## Task prompt
Return the full material exactly.

## Working data

— BEGIN —

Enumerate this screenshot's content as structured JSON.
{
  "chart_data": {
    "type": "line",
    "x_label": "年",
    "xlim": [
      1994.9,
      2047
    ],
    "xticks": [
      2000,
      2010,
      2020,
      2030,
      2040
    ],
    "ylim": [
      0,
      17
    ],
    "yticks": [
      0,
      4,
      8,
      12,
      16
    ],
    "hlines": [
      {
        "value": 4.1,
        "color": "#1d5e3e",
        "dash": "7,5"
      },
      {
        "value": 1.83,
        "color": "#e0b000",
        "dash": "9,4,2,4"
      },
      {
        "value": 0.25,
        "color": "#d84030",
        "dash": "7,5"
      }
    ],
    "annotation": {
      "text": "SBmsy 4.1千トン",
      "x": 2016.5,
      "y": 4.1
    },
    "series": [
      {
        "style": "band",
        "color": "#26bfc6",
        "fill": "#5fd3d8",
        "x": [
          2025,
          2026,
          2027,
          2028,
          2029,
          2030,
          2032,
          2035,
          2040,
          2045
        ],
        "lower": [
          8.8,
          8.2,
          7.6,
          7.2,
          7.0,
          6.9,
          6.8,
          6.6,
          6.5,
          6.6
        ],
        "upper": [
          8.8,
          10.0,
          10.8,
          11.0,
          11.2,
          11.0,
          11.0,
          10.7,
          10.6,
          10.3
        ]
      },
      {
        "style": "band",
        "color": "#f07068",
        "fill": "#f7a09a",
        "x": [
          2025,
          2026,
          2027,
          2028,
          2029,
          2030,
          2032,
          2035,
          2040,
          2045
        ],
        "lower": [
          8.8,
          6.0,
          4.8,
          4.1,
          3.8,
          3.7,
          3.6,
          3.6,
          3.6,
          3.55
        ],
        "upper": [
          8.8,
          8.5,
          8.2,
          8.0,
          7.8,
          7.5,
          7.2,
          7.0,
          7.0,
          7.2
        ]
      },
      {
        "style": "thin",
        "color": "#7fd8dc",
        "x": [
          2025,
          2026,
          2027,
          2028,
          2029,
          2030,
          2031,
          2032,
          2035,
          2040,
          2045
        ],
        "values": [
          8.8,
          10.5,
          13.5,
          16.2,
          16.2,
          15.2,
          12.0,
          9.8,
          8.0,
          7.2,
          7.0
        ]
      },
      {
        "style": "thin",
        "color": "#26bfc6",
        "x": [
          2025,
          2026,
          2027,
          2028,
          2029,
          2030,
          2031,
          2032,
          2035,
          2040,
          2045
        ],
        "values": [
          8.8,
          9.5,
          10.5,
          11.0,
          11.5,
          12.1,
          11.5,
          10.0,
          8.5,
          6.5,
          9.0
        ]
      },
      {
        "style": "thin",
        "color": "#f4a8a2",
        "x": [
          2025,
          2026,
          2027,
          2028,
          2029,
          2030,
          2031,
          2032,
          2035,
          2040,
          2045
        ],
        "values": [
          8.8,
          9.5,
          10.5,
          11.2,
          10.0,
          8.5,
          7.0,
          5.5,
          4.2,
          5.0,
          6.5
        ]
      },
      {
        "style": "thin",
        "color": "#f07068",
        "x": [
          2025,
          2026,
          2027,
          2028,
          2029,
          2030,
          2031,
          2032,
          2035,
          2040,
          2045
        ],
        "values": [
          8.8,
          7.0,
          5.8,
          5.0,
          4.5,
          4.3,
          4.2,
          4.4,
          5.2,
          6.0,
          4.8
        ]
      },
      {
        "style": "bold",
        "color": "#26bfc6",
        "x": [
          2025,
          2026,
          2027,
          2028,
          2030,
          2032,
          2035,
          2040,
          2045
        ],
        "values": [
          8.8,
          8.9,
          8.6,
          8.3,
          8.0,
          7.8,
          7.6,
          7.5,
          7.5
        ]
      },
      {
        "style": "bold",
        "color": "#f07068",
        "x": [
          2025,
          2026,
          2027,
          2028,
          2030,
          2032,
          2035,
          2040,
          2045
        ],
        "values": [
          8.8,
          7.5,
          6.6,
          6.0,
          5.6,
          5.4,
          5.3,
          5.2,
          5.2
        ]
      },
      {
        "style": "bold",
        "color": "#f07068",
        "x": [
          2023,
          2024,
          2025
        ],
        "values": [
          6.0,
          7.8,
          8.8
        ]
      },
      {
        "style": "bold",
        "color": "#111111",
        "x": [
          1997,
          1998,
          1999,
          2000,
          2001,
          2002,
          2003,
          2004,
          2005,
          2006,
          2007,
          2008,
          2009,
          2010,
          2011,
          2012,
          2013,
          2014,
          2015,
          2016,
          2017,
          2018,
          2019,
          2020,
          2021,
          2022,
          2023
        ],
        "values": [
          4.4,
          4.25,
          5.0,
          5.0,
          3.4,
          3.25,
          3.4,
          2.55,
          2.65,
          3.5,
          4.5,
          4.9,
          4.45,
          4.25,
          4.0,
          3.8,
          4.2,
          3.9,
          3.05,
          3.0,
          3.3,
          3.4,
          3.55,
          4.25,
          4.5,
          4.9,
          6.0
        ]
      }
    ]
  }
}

— END —

## Answer to the exercise
Enumerate this screenshot's content as structured JSON.
{
  "chart_data": {
    "type": "line",
    "x_label": "年",
    "xlim": [
      1994.9,
      2047
    ],
    "xticks": [
      2000,
      2010,
      2020,
      2030,
      2040
    ],
    "ylim": [
      0,
      17
    ],
    "yticks": [
      0,
      4,
      8,
      12,
      16
    ],
    "hlines": [
      {
        "value": 4.1,
        "color": "#1d5e3e",
        "dash": "7,5"
      },
      {
        "value": 1.83,
        "color": "#e0b000",
        "dash": "9,4,2,4"
      },
      {
        "value": 0.25,
        "color": "#d84030",
        "dash": "7,5"
      }
    ],
    "annotation": {
      "text": "SBmsy 4.1千トン",
      "x": 2016.5,
      "y": 4.1
    },
    "series": [
      {
        "style": "band",
        "color": "#26bfc6",
        "fill": "#5fd3d8",
        "x": [
          2025,
          2026,
          2027,
          2028,
          2029,
          2030,
          2032,
          2035,
          2040,
          2045
        ],
        "lower": [
          8.8,
          8.2,
          7.6,
          7.2,
          7.0,
          6.9,
          6.8,
          6.6,
          6.5,
          6.6
        ],
        "upper": [
          8.8,
          10.0,
          10.8,
          11.0,
          11.2,
          11.0,
          11.0,
          10.7,
          10.6,
          10.3
        ]
      },
      {
        "style": "band",
        "color": "#f07068",
        "fill": "#f7a09a",
        "x": [
          2025,
          2026,
          2027,
          2028,
          2029,
          2030,
          2032,
          2035,
          2040,
          2045
        ],
        "lower": [
          8.8,
          6.0,
          4.8,
          4.1,
          3.8,
          3.7,
          3.6,
          3.6,
          3.6,
          3.55
        ],
        "upper": [
          8.8,
          8.5,
          8.2,
          8.0,
          7.8,
          7.5,
          7.2,
          7.0,
          7.0,
          7.2
        ]
      },
      {
        "style": "thin",
        "color": "#7fd8dc",
        "x": [
          2025,
          2026,
          2027,
          2028,
          2029,
          2030,
          2031,
          2032,
          2035,
          2040,
          2045
        ],
        "values": [
          8.8,
          10.5,
          13.5,
          16.2,
          16.2,
          15.2,
          12.0,
          9.8,
          8.0,
          7.2,
          7.0
        ]
      },
      {
        "style": "thin",
        "color": "#26bfc6",
        "x": [
          2025,
          2026,
          2027,
          2028,
          2029,
          2030,
          2031,
          2032,
          2035,
          2040,
          2045
        ],
        "values": [
          8.8,
          9.5,
          10.5,
          11.0,
          11.5,
          12.1,
          11.5,
          10.0,
          8.5,
          6.5,
          9.0
        ]
      },
      {
        "style": "thin",
        "color": "#f4a8a2",
        "x": [
          2025,
          2026,
          2027,
          2028,
          2029,
          2030,
          2031,
          2032,
          2035,
          2040,
          2045
        ],
        "values": [
          8.8,
          9.5,
          10.5,
          11.2,
          10.0,
          8.5,
          7.0,
          5.5,
          4.2,
          5.0,
          6.5
        ]
      },
      {
        "style": "thin",
        "color": "#f07068",
        "x": [
          2025,
          2026,
          2027,
          2028,
          2029,
          2030,
          2031,
          2032,
          2035,
          2040,
          2045
        ],
        "values": [
          8.8,
          7.0,
          5.8,
          5.0,
          4.5,
          4.3,
          4.2,
          4.4,
          5.2,
          6.0,
          4.8
        ]
      },
      {
        "style": "bold",
        "color": "#26bfc6",
        "x": [
          2025,
          2026,
          2027,
          2028,
          2030,
          2032,
          2035,
          2040,
          2045
        ],
        "values": [
          8.8,
          8.9,
          8.6,
          8.3,
          8.0,
          7.8,
          7.6,
          7.5,
          7.5
        ]
      },
      {
        "style": "bold",
        "color": "#f07068",
        "x": [
          2025,
          2026,
          2027,
          2028,
          2030,
          2032,
          2035,
          2040,
          2045
        ],
        "values": [
          8.8,
          7.5,
          6.6,
          6.0,
          5.6,
          5.4,
          5.3,
          5.2,
          5.2
        ]
      },
      {
        "style": "bold",
        "color": "#f07068",
        "x": [
          2023,
          2024,
          2025
        ],
        "values": [
          6.0,
          7.8,
          8.8
        ]
      },
      {
        "style": "bold",
        "color": "#111111",
        "x": [
          1997,
          1998,
          1999,
          2000,
          2001,
          2002,
          2003,
          2004,
          2005,
          2006,
          2007,
          2008,
          2009,
          2010,
          2011,
          2012,
          2013,
          2014,
          2015,
          2016,
          2017,
          2018,
          2019,
          2020,
          2021,
          2022,
          2023
        ],
        "values": [
          4.4,
          4.25,
          5.0,
          5.0,
          3.4,
          3.25,
          3.4,
          2.55,
          2.65,
          3.5,
          4.5,
          4.9,
          4.45,
          4.25,
          4.0,
          3.8,
          4.2,
          3.9,
          3.05,
          3.0,
          3.3,
          3.4,
          3.55,
          4.25,
          4.5,
          4.9,
          6.0
        ]
      }
    ]
  }
}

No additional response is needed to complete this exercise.